# Directions:
Filter the lines below, copying only those with the string "deflector".

# Recorded information:

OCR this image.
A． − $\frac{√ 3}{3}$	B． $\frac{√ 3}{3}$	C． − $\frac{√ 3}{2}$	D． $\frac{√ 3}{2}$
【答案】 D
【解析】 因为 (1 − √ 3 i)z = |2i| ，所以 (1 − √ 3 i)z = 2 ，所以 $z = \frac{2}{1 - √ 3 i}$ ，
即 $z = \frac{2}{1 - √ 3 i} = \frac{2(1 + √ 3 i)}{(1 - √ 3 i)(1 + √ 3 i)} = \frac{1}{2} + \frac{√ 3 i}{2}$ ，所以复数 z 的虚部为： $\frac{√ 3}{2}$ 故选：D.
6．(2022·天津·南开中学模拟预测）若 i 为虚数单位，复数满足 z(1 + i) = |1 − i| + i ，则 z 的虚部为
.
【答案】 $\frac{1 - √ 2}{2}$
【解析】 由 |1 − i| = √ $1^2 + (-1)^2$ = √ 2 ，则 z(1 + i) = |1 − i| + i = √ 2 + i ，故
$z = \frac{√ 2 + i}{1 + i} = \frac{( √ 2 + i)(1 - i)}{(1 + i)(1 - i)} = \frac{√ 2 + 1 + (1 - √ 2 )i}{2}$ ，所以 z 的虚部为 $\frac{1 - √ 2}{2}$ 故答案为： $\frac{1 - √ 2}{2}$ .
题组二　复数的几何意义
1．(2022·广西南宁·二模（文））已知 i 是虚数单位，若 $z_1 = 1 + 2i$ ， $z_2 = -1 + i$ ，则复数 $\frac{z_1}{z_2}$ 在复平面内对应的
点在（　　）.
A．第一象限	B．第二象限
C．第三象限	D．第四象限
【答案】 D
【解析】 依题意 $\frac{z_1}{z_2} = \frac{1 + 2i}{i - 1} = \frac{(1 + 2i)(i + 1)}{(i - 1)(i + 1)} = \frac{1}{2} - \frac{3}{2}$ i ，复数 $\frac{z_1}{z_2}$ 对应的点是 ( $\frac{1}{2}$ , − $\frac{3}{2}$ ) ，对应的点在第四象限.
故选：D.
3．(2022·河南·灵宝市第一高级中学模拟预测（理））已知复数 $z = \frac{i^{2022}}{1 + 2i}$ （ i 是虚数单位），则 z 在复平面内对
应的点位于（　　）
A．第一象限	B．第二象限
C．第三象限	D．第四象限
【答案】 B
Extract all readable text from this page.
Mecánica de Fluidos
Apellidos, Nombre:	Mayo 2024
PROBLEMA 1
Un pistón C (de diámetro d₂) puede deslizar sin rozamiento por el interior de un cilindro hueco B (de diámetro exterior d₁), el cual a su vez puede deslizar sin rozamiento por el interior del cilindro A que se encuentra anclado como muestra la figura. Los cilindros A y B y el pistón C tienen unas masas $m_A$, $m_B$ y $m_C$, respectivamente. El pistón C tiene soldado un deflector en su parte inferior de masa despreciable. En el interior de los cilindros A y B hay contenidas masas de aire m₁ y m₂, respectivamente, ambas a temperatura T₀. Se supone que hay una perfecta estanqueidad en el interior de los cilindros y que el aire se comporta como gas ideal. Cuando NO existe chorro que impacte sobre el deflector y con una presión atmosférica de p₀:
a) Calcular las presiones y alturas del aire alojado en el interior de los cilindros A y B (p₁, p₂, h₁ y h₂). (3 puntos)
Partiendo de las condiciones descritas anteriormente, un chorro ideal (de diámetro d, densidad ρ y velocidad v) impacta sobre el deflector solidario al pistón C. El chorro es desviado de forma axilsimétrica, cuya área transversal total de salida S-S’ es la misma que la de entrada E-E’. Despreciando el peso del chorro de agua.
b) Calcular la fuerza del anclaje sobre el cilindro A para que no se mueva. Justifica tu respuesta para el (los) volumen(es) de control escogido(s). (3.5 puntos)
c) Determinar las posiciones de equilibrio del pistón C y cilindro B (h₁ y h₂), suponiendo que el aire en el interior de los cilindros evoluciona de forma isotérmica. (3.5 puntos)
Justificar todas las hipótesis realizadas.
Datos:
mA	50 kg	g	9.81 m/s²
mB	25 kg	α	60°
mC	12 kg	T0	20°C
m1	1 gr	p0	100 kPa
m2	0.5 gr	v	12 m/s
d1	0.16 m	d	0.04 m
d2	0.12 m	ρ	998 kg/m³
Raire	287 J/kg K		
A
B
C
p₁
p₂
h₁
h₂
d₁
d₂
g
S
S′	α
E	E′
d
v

# Full output:
Un pistón C (de diámetro d₂) puede deslizar sin rozamiento por el interior de un cilindro hueco B (de diámetro exterior d₁), el cual a su vez puede deslizar sin rozamiento por el interior del cilindro A que se encuentra anclado como muestra la figura. Los cilindros A y B y el pistón C tienen unas masas $m_A$, $m_B$ y $m_C$, respectivamente. El pistón C tiene soldado un deflector en su parte inferior de masa despreciable. En el interior de los cilindros A y B hay contenidas masas de aire m₁ y m₂, respectivamente, ambas a temperatura T₀. Se supone que hay una perfecta estanqueidad en el interior de los cilindros y que el aire se comporta como gas ideal. Cuando NO existe chorro que impacte sobre el deflector y con una presión atmosférica de p₀:
Partiendo de las condiciones descritas anteriormente, un chorro ideal (de diámetro d, densidad ρ y velocidad v) impacta sobre el deflector solidario al pistón C. El chorro es desviado de forma axilsimétrica, cuya área transversal total de salida S-S’ es la misma que la de entrada E-E’. Despreciando el peso del chorro de agua.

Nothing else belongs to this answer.